## Recorded data
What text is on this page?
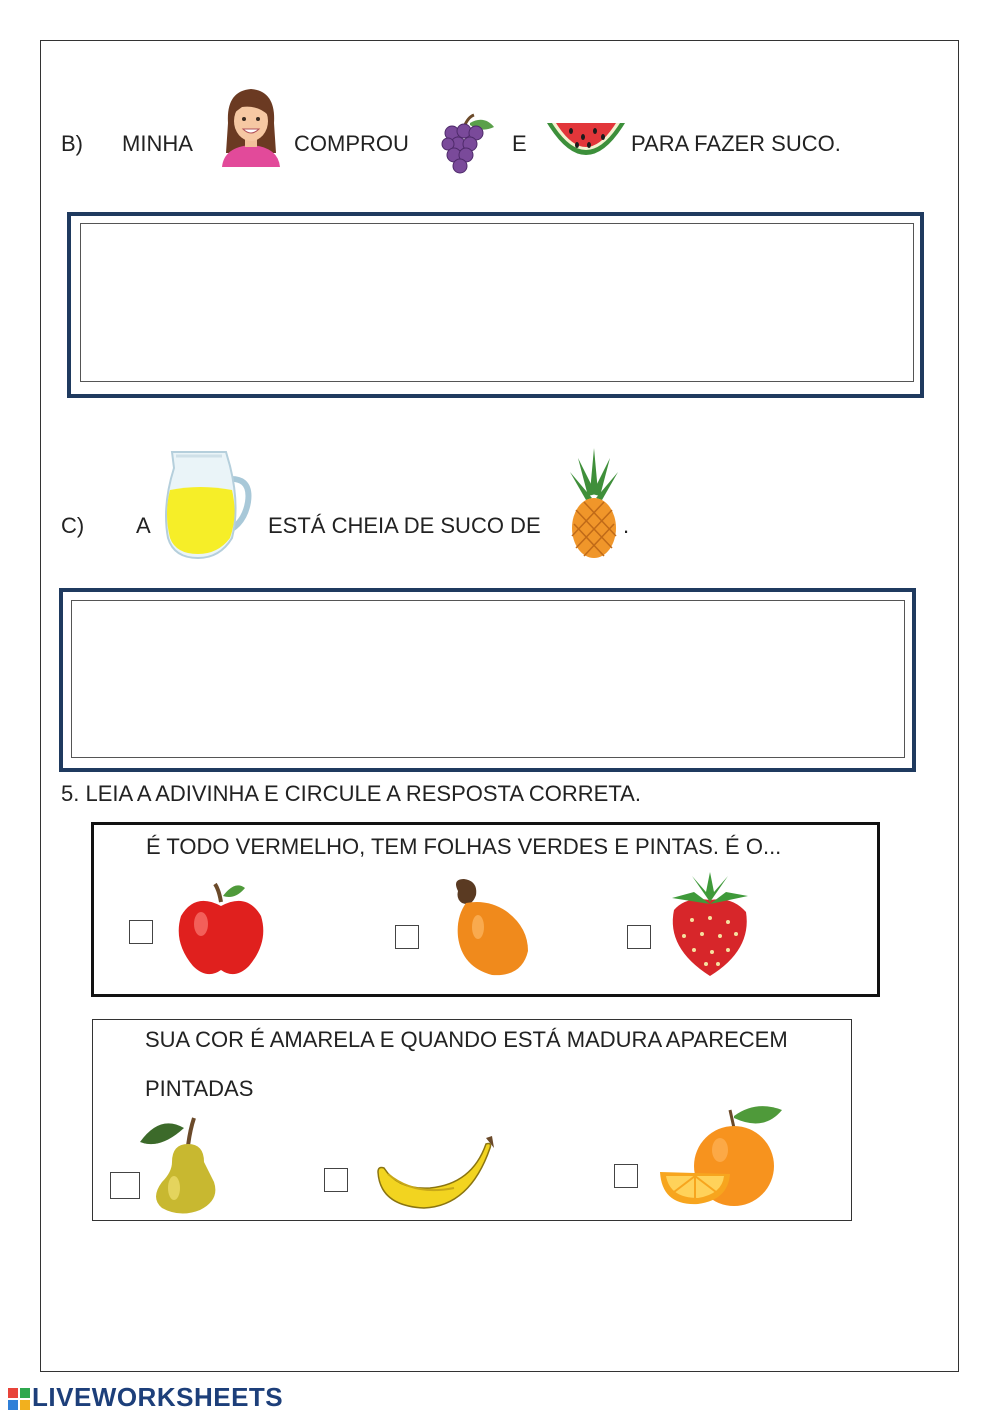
B) MINHA	COMPROU	E	PARA FAZER SUCO.
C) A	ESTÁ CHEIA DE SUCO DE	.
5. LEIA A ADIVINHA E CIRCULE A RESPOSTA CORRETA.
É TODO VERMELHO, TEM FOLHAS VERDES E PINTAS. É O...
SUA COR É AMARELA E QUANDO ESTÁ MADURA APARECEM
PINTADAS
LIVEWORKSHEETS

## Exercise details
Restate the data above word for word. Skip every picture.

## Written solution
What text is on this page?
B) MINHA	COMPROU	E	PARA FAZER SUCO.
C) A	ESTÁ CHEIA DE SUCO DE	.
5. LEIA A ADIVINHA E CIRCULE A RESPOSTA CORRETA.
É TODO VERMELHO, TEM FOLHAS VERDES E PINTAS. É O...
SUA COR É AMARELA E QUANDO ESTÁ MADURA APARECEM
PINTADAS
LIVEWORKSHEETS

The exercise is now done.